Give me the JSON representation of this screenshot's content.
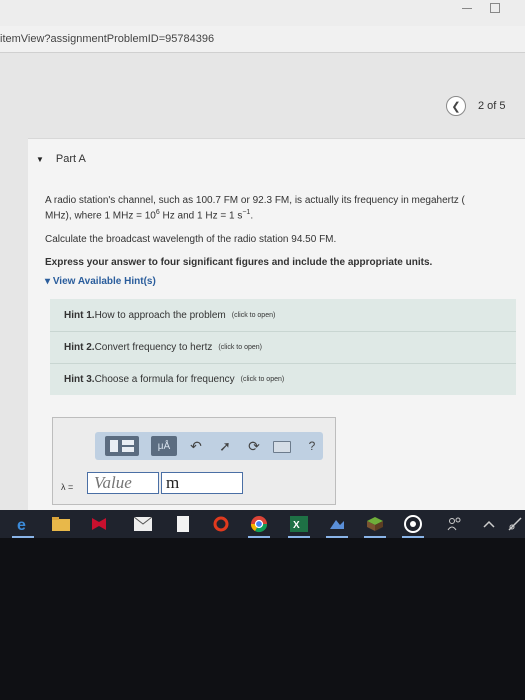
{
  "browser": {
    "url": "itemView?assignmentProblemID=95784396"
  },
  "pager": {
    "prev_icon": "chevron-left-icon",
    "text": "2 of 5"
  },
  "part": {
    "label": "Part A"
  },
  "question": {
    "line1": "A radio station's channel, such as 100.7 FM or 92.3 FM, is actually its frequency in megahertz (",
    "line2": "MHz), where 1 MHz = 10",
    "exp1": "6",
    "line2b": " Hz and 1 Hz = 1 s",
    "exp2": "−1",
    "line2c": ".",
    "calc": "Calculate the broadcast wavelength of the radio station 94.50 FM.",
    "instruction": "Express your answer to four significant figures and include the appropriate units."
  },
  "hints": {
    "toggle_label": "View Available Hint(s)",
    "items": [
      {
        "num": "Hint 1.",
        "text": " How to approach the problem",
        "open": "(click to open)"
      },
      {
        "num": "Hint 2.",
        "text": " Convert frequency to hertz",
        "open": "(click to open)"
      },
      {
        "num": "Hint 3.",
        "text": " Choose a formula for frequency",
        "open": "(click to open)"
      }
    ]
  },
  "answer": {
    "units_button": "μÅ",
    "help": "?",
    "variable_label": "λ =",
    "value_placeholder": "Value",
    "unit_value": "m"
  },
  "colors": {
    "accent_link": "#2a5d9c",
    "hint_bg": "#dfe9e6",
    "toolbar_bg": "#bfd0e2",
    "taskbar_bg": "#1f232d"
  }
}
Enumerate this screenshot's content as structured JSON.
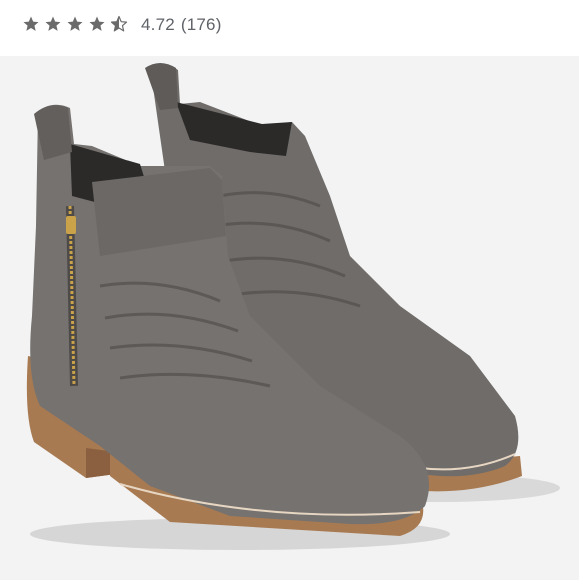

→ **OBJECTIVE**
Transcribe the records word for word and include no pictures.

→ **THE REPLY**
Give me the JSON representation of this screenshot's content.
{
  "browser": {
    "url": "itemView?assignmentProblemID=95784396"
  },
  "pager": {
    "prev_icon": "chevron-left-icon",
    "text": "2 of 5"
  },
  "part": {
    "label": "Part A"
  },
  "question": {
    "line1": "A radio station's channel, such as 100.7 FM or 92.3 FM, is actually its frequency in megahertz (",
    "line2": "MHz), where 1 MHz = 10",
    "exp1": "6",
    "line2b": " Hz and 1 Hz = 1 s",
    "exp2": "−1",
    "line2c": ".",
    "calc": "Calculate the broadcast wavelength of the radio station 94.50 FM.",
    "instruction": "Express your answer to four significant figures and include the appropriate units."
  },
  "hints": {
    "toggle_label": "View Available Hint(s)",
    "items": [
      {
        "num": "Hint 1.",
        "text": " How to approach the problem",
        "open": "(click to open)"
      },
      {
        "num": "Hint 2.",
        "text": " Convert frequency to hertz",
        "open": "(click to open)"
      },
      {
        "num": "Hint 3.",
        "text": " Choose a formula for frequency",
        "open": "(click to open)"
      }
    ]
  },
  "answer": {
    "units_button": "μÅ",
    "help": "?",
    "variable_label": "λ =",
    "value_placeholder": "Value",
    "unit_value": "m"
  },
  "colors": {
    "accent_link": "#2a5d9c",
    "hint_bg": "#dfe9e6",
    "toolbar_bg": "#bfd0e2",
    "taskbar_bg": "#1f232d"
  }
}
Enumerate this screenshot's content as structured JSON.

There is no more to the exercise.